Document excerpt
::::::::

With God in mission: The Language of The Kingdom

If you look carefully through the Bible, there are certain stories and themes that crop up again and again. The Israelites had preserved and passed down these stories through their generations, to speak pictures and insight about who their God was and why they worshipped Him. They used beautiful imagery and metaphors to talk of a God who was for the powerless, on the side of the oppressed and was faithful to the faithful. So when our modern culture examines some of these stories, its good to have some understanding and acumen into what was going on at the time when these stories were actually written down. Senior Assistant Pastor Geoff Leader examines what is just below the surface and why our ancient ancestors found this story so important and worth passing on.

At the time of this story, people lived in small gatherings called tribes. Your tribes power and influence came from the size and wealth it had accrued, which was measured in cattle, livestock and possessions. Now, if your tribe was larger than a neighbouring tribe, then the neighbouring tribe would pay tribute or tithe, or risk being attacked, pillaged or even wiped off the face of the earth. Your very survival was based on how well you amassed wealth and power. If you read this story as only as story, you could assume God didn’t like the way his people were becoming more and more inward, becoming proud and powerful and even godlike, so he comes down and confuses their language and disrupts the whole forward momentum of mankind. If you only read the story of the Tower of Babel as just a story, you would miss one of the central themes to the whole Bible.

::::::::

Task objective
Rewrite the Tower of Babel passage from "With God in" up to and including "worth passing on.", substituting "Hebrews" for "Israelites".

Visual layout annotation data
::::::::

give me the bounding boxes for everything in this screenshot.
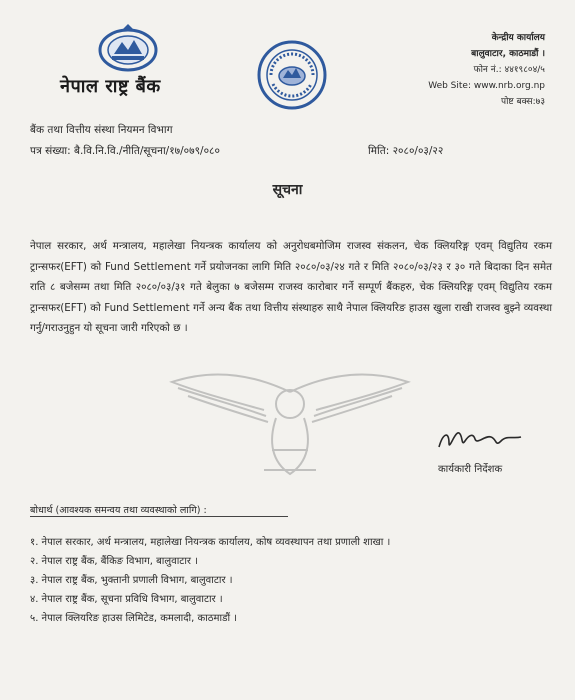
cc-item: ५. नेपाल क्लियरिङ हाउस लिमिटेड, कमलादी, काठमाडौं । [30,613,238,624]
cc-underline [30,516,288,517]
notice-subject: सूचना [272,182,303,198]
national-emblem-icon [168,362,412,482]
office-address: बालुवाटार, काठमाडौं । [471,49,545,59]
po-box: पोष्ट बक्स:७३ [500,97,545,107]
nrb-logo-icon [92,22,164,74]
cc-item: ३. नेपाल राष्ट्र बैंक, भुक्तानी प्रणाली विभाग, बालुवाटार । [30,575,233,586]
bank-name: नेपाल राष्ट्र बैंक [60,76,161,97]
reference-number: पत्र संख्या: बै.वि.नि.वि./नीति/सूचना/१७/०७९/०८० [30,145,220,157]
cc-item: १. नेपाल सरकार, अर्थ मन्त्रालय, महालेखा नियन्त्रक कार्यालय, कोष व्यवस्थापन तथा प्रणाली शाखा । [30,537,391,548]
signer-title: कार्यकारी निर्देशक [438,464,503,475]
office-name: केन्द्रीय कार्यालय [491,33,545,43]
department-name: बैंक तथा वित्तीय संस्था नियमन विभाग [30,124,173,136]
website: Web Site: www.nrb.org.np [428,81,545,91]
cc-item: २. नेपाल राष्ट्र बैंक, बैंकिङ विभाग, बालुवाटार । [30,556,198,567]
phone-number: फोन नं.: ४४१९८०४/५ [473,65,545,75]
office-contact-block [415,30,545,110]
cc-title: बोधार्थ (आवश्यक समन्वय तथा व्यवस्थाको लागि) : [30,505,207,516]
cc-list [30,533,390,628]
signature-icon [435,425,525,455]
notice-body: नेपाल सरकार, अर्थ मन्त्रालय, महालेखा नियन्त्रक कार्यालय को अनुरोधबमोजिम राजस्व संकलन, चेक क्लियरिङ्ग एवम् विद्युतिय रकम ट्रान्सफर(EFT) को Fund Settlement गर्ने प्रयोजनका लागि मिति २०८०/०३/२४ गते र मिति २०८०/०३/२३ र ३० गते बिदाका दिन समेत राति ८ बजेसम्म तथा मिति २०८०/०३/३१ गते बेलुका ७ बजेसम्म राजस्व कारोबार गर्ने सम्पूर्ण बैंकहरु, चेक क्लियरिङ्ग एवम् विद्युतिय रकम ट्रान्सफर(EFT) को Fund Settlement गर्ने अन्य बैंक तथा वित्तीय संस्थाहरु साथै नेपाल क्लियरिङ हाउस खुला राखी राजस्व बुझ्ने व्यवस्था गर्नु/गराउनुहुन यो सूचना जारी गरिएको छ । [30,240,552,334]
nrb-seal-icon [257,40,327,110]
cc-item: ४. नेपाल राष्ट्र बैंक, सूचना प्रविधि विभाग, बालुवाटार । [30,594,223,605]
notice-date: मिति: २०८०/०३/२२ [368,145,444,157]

::::::::

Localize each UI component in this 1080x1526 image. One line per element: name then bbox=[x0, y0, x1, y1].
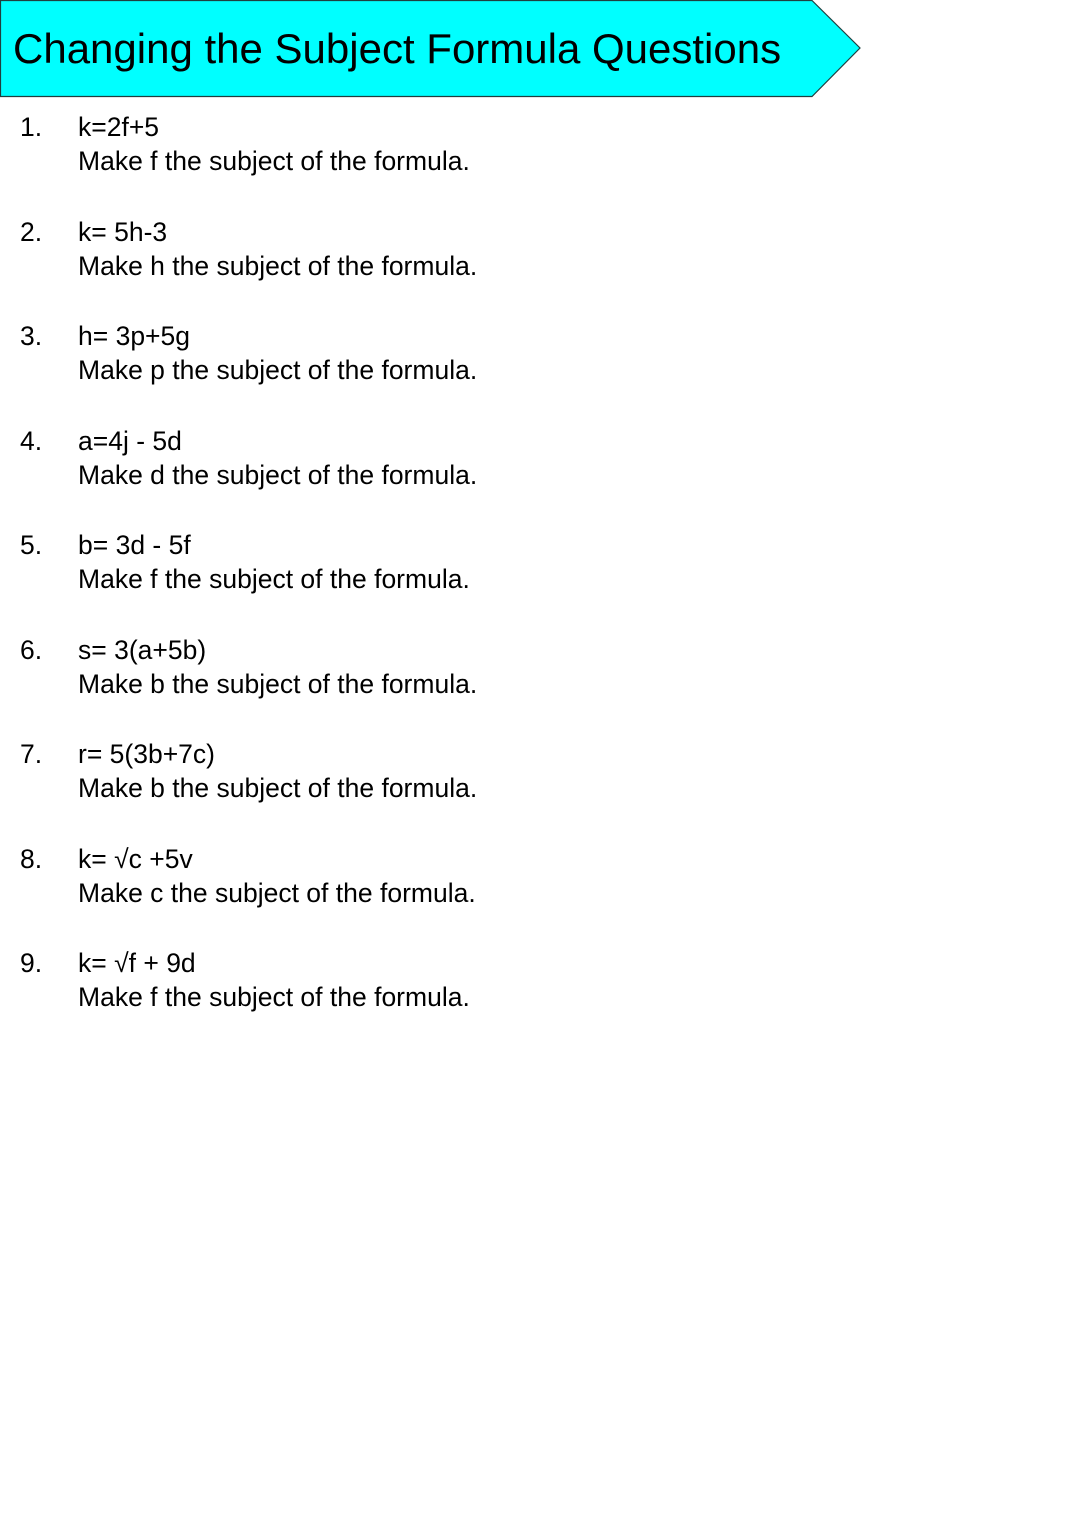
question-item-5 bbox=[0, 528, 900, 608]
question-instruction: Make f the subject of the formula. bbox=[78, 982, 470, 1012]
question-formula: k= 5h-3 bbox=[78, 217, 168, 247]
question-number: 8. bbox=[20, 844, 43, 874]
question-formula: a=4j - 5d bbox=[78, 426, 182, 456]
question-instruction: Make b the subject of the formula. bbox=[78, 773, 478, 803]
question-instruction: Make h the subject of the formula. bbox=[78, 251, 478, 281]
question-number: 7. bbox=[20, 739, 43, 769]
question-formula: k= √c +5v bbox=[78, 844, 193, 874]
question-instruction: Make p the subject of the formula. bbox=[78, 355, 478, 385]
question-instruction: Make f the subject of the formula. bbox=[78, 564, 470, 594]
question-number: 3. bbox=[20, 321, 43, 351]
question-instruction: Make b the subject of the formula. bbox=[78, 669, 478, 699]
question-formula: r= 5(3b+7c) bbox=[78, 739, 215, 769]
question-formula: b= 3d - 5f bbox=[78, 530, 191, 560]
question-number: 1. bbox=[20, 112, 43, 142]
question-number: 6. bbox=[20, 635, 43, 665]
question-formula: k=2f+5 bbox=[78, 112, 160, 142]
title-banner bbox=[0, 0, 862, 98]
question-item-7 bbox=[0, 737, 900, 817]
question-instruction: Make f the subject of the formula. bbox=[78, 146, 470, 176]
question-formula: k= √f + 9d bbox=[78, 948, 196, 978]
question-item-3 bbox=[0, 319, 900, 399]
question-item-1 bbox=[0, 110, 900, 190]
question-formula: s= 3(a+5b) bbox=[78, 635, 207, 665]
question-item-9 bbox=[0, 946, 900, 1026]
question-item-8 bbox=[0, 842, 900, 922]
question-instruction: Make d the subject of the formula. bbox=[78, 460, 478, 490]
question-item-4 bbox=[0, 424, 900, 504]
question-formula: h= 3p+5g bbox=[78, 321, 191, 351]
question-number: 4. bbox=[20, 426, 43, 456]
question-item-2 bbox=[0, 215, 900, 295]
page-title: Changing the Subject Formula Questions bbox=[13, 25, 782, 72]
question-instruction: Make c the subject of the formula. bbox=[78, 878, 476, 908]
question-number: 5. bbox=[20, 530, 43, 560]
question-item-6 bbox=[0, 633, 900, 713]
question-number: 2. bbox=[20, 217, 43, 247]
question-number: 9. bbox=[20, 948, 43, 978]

::::::::

Finished exercise
With God in mission: The Language of The Kingdom

If you look carefully through the Bible, there are certain stories and themes that crop up again and again. The Hebrews had preserved and passed down these stories through their generations, to speak pictures and insight about who their God was and why they worshipped Him. They used beautiful imagery and metaphors to talk of a God who was for the powerless, on the side of the oppressed and was faithful to the faithful. So when our modern culture examines some of these stories, its good to have some understanding and acumen into what was going on at the time when these stories were actually written down. Senior Assistant Pastor Geoff Leader examines what is just below the surface and why our ancient ancestors found this story so important and worth passing on.